Problem to solve:
Count every line in the entries that contains "JSON". Report that count alone.

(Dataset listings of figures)
■ ■ ■ ■

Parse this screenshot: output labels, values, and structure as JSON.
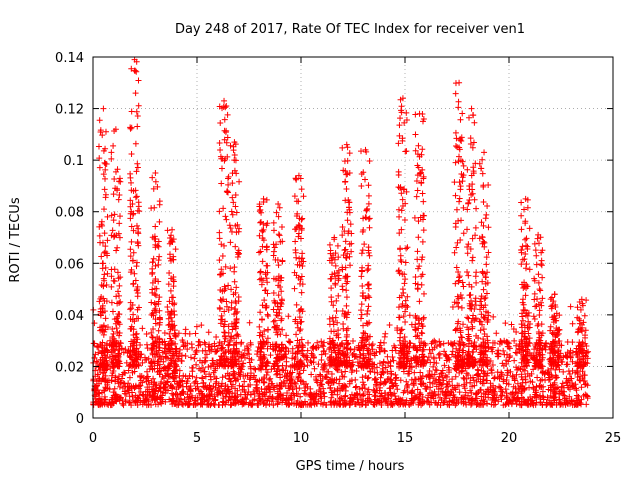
{
  "chart_data": {
    "type": "scatter",
    "title": "Day 248 of 2017, Rate Of TEC Index for receiver ven1",
    "xlabel": "GPS time / hours",
    "ylabel": "ROTI / TECUs",
    "xlim": [
      0,
      25
    ],
    "ylim": [
      0,
      0.14
    ],
    "xticks": [
      "0",
      "5",
      "10",
      "15",
      "20",
      "25"
    ],
    "yticks": [
      "0",
      "0.02",
      "0.04",
      "0.06",
      "0.08",
      "0.1",
      "0.12",
      "0.14"
    ],
    "grid": true,
    "marker": "plus",
    "color": "#ff0000",
    "data_extent_hours": [
      0,
      23.8
    ],
    "baseline_range": [
      0.005,
      0.03
    ],
    "bursts": [
      {
        "x": 0.5,
        "peak": 0.12
      },
      {
        "x": 1.1,
        "peak": 0.112
      },
      {
        "x": 2.0,
        "peak": 0.139
      },
      {
        "x": 3.0,
        "peak": 0.095
      },
      {
        "x": 3.8,
        "peak": 0.073
      },
      {
        "x": 6.3,
        "peak": 0.123
      },
      {
        "x": 6.8,
        "peak": 0.107
      },
      {
        "x": 8.2,
        "peak": 0.085
      },
      {
        "x": 8.9,
        "peak": 0.083
      },
      {
        "x": 9.9,
        "peak": 0.094
      },
      {
        "x": 11.6,
        "peak": 0.07
      },
      {
        "x": 12.2,
        "peak": 0.106
      },
      {
        "x": 13.1,
        "peak": 0.104
      },
      {
        "x": 14.9,
        "peak": 0.124
      },
      {
        "x": 15.7,
        "peak": 0.118
      },
      {
        "x": 17.6,
        "peak": 0.13
      },
      {
        "x": 18.2,
        "peak": 0.12
      },
      {
        "x": 18.8,
        "peak": 0.103
      },
      {
        "x": 20.8,
        "peak": 0.085
      },
      {
        "x": 21.4,
        "peak": 0.071
      },
      {
        "x": 22.2,
        "peak": 0.048
      },
      {
        "x": 23.5,
        "peak": 0.046
      }
    ]
  }
}
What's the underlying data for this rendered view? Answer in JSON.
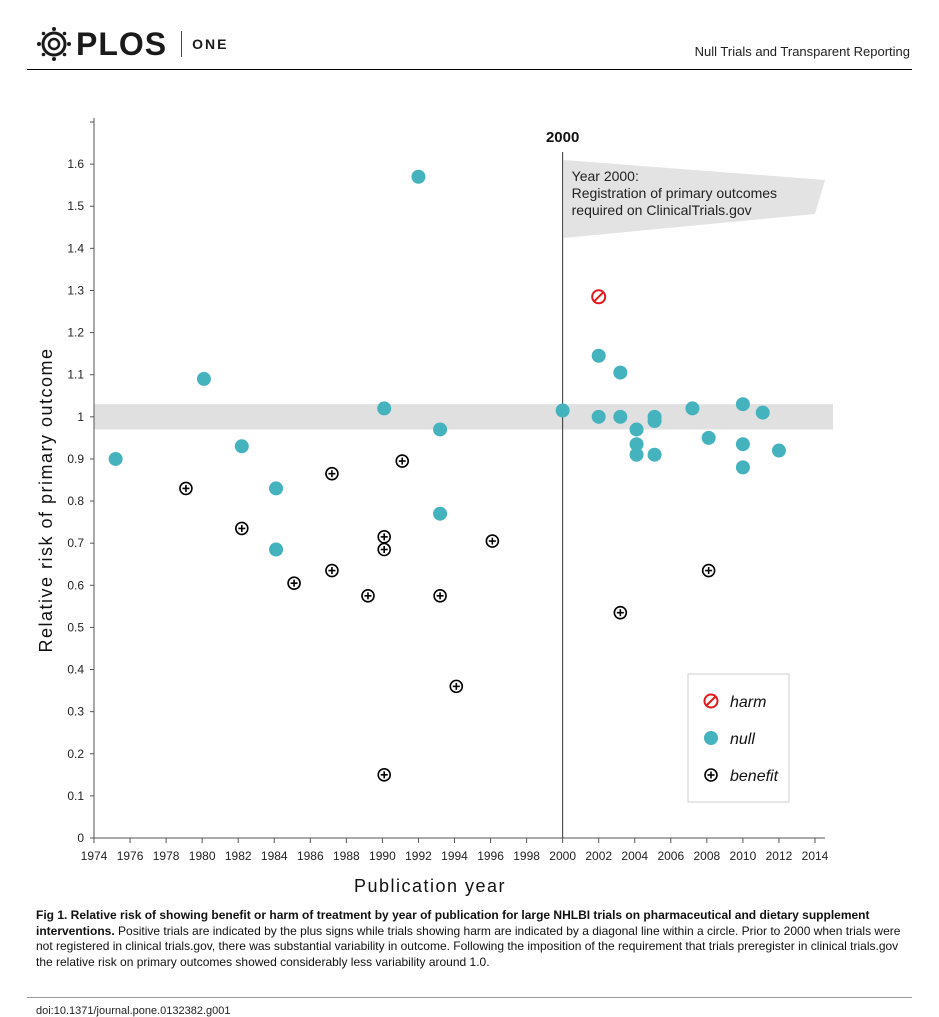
{
  "header": {
    "logo_text": "PLOS",
    "logo_sub": "ONE",
    "running_title": "Null Trials and Transparent Reporting"
  },
  "chart_data": {
    "type": "scatter",
    "xlabel": "Publication year",
    "ylabel": "Relative risk of primary outcome",
    "xlim": [
      1974,
      2014
    ],
    "ylim": [
      0,
      1.7
    ],
    "xticks": [
      "1974",
      "1976",
      "1978",
      "1980",
      "1982",
      "1984",
      "1986",
      "1988",
      "1990",
      "1992",
      "1994",
      "1996",
      "1998",
      "2000",
      "2002",
      "2004",
      "2006",
      "2008",
      "2010",
      "2012",
      "2014"
    ],
    "yticks": [
      "0",
      "0.1",
      "0.2",
      "0.3",
      "0.4",
      "0.5",
      "0.6",
      "0.7",
      "0.8",
      "0.9",
      "1",
      "1.1",
      "1.2",
      "1.3",
      "1.4",
      "1.5",
      "1.6"
    ],
    "null_band": [
      0.97,
      1.03
    ],
    "vline": {
      "x": 2000,
      "label": "2000"
    },
    "banner": [
      "Year 2000:",
      "Registration of primary outcomes",
      "required on ClinicalTrials.gov"
    ],
    "legend": {
      "position": "bottom-right",
      "entries": [
        "harm",
        "null",
        "benefit"
      ]
    },
    "colors": {
      "null": "#45b3bd",
      "harm": "#e0191e",
      "benefit": "#000000",
      "band": "#e0e0e0",
      "banner": "#e3e3e3"
    },
    "series": [
      {
        "name": "harm",
        "points": [
          [
            2002.0,
            1.285
          ]
        ]
      },
      {
        "name": "null",
        "points": [
          [
            1975.2,
            0.9
          ],
          [
            1980.1,
            1.09
          ],
          [
            1982.2,
            0.93
          ],
          [
            1984.1,
            0.83
          ],
          [
            1984.1,
            0.685
          ],
          [
            1990.1,
            1.02
          ],
          [
            1992.0,
            1.57
          ],
          [
            1993.2,
            0.97
          ],
          [
            1993.2,
            0.77
          ],
          [
            2000.0,
            1.015
          ],
          [
            2002.0,
            1.145
          ],
          [
            2002.0,
            1.0
          ],
          [
            2003.2,
            1.105
          ],
          [
            2003.2,
            1.0
          ],
          [
            2004.1,
            0.97
          ],
          [
            2004.1,
            0.935
          ],
          [
            2004.1,
            0.91
          ],
          [
            2005.1,
            1.0
          ],
          [
            2005.1,
            0.99
          ],
          [
            2005.1,
            0.91
          ],
          [
            2007.2,
            1.02
          ],
          [
            2008.1,
            0.95
          ],
          [
            2010.0,
            1.03
          ],
          [
            2010.0,
            0.935
          ],
          [
            2010.0,
            0.88
          ],
          [
            2011.1,
            1.01
          ],
          [
            2012.0,
            0.92
          ]
        ]
      },
      {
        "name": "benefit",
        "points": [
          [
            1979.1,
            0.83
          ],
          [
            1982.2,
            0.735
          ],
          [
            1985.1,
            0.605
          ],
          [
            1987.2,
            0.865
          ],
          [
            1987.2,
            0.635
          ],
          [
            1989.2,
            0.575
          ],
          [
            1990.1,
            0.715
          ],
          [
            1990.1,
            0.685
          ],
          [
            1990.1,
            0.15
          ],
          [
            1991.1,
            0.895
          ],
          [
            1993.2,
            0.575
          ],
          [
            1994.1,
            0.36
          ],
          [
            1996.1,
            0.705
          ],
          [
            2003.2,
            0.535
          ],
          [
            2008.1,
            0.635
          ]
        ]
      }
    ]
  },
  "caption": {
    "bold": "Fig 1. Relative risk of showing benefit or harm of treatment by year of publication for large NHLBI trials on pharmaceutical and dietary supplement interventions.",
    "text": " Positive trials are indicated by the plus signs while trials showing harm are indicated by a diagonal line within a circle. Prior to 2000 when trials were not registered in clinical trials.gov, there was substantial variability in outcome. Following the imposition of the requirement that trials preregister in clinical trials.gov the relative risk on primary outcomes showed considerably less variability around 1.0."
  },
  "doi": "doi:10.1371/journal.pone.0132382.g001"
}
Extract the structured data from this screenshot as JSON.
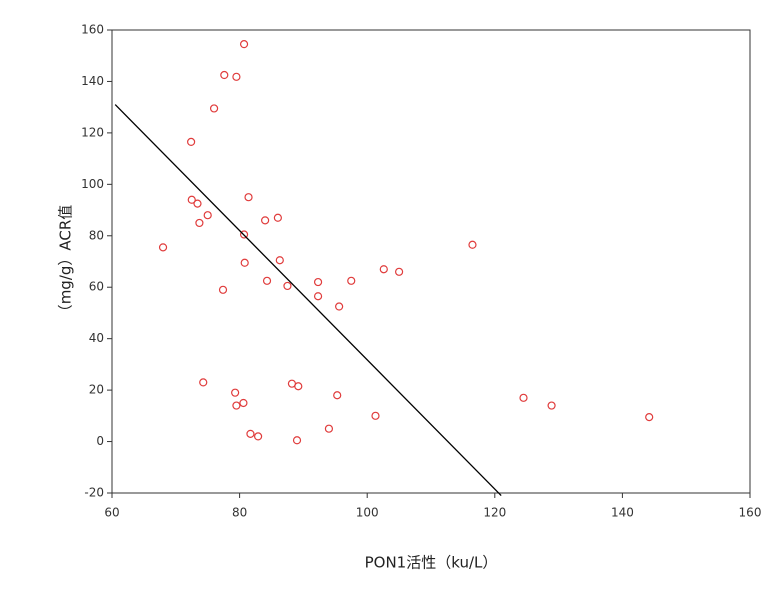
{
  "chart_data": {
    "type": "scatter",
    "x_label": "PON1活性（ku/L）",
    "y_label": "（mg/g）ACR值",
    "color": "#e03c3c",
    "x": [
      80.7,
      77.6,
      79.5,
      76,
      72.4,
      81.4,
      72.5,
      73.4,
      75,
      73.7,
      86,
      84,
      80.7,
      68,
      116.5,
      80.8,
      86.3,
      102.6,
      105,
      84.3,
      92.3,
      97.5,
      87.5,
      77.4,
      92.3,
      95.6,
      74.3,
      88.2,
      89.2,
      79.3,
      95.3,
      124.5,
      80.6,
      79.5,
      128.9,
      101.3,
      144.2,
      94,
      81.7,
      82.9,
      89
    ],
    "y": [
      154.5,
      142.5,
      141.8,
      129.5,
      116.5,
      95,
      94,
      92.5,
      88,
      85,
      87,
      86,
      80.5,
      75.5,
      76.5,
      69.5,
      70.5,
      67,
      66,
      62.5,
      62,
      62.5,
      60.5,
      59,
      56.5,
      52.5,
      23,
      22.5,
      21.5,
      19,
      18,
      17,
      15,
      14,
      14,
      10,
      9.5,
      5,
      3,
      2,
      0.5
    ],
    "fit_line": {
      "x": [
        60.5,
        121
      ],
      "y": [
        131,
        -21
      ],
      "color": "#000000"
    },
    "xlim": [
      60,
      160
    ],
    "xticks": [
      60,
      80,
      100,
      120,
      140,
      160
    ],
    "ylim": [
      -20,
      160
    ],
    "yticks": [
      -20,
      0,
      20,
      40,
      60,
      80,
      100,
      120,
      140,
      160
    ]
  }
}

■ ■ ■ ■

Written response:
3